→ **Given request**: From the entries below, gather every line containing the string "icon".

◇ ◇ ◇ ◇ ◇

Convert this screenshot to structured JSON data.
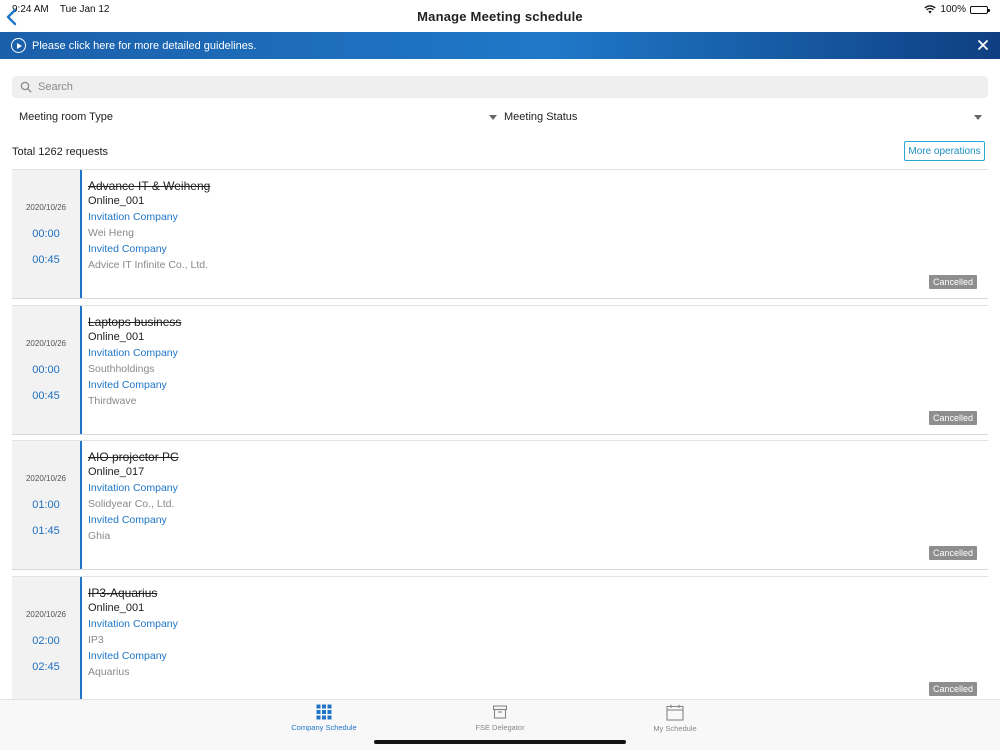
{
  "status_bar": {
    "time": "9:24 AM",
    "date": "Tue Jan 12",
    "battery": "100%"
  },
  "nav": {
    "title": "Manage Meeting schedule"
  },
  "banner": {
    "text": "Please click here for more detailed guidelines."
  },
  "search": {
    "placeholder": "Search"
  },
  "filters": {
    "room_type": "Meeting room Type",
    "status": "Meeting Status"
  },
  "summary": {
    "total": "Total 1262 requests",
    "more_ops": "More operations"
  },
  "labels": {
    "invitation": "Invitation Company",
    "invited": "Invited Company"
  },
  "meetings": [
    {
      "name": "Advance IT & Weiheng",
      "room": "Online_001",
      "date": "2020/10/26",
      "start": "00:00",
      "end": "00:45",
      "inviting": "Wei Heng",
      "invited": "Advice IT Infinite Co., Ltd.",
      "status": "Cancelled"
    },
    {
      "name": "Laptops business",
      "room": "Online_001",
      "date": "2020/10/26",
      "start": "00:00",
      "end": "00:45",
      "inviting": "Southholdings",
      "invited": "Thirdwave",
      "status": "Cancelled"
    },
    {
      "name": "AIO projector PC",
      "room": "Online_017",
      "date": "2020/10/26",
      "start": "01:00",
      "end": "01:45",
      "inviting": "Solidyear Co., Ltd.",
      "invited": "Ghia",
      "status": "Cancelled"
    },
    {
      "name": "IP3-Aquarius",
      "room": "Online_001",
      "date": "2020/10/26",
      "start": "02:00",
      "end": "02:45",
      "inviting": "IP3",
      "invited": "Aquarius",
      "status": "Cancelled"
    }
  ],
  "tabs": [
    {
      "label": "Company Schedule",
      "icon": "grid-icon",
      "active": true
    },
    {
      "label": "FSE Delegator",
      "icon": "archive-box-icon",
      "active": false
    },
    {
      "label": "My Schedule",
      "icon": "calendar-icon",
      "active": false
    }
  ],
  "colors": {
    "accent": "#1f75c8",
    "banner": "#1f78c8",
    "badge": "#8e8e8e",
    "outline_button": "#29a8d8"
  }
}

◇ ◇ ◇ ◇ ◇

→ **Complete answer**:
      "icon": "grid-icon",
      "icon": "archive-box-icon",
      "icon": "calendar-icon",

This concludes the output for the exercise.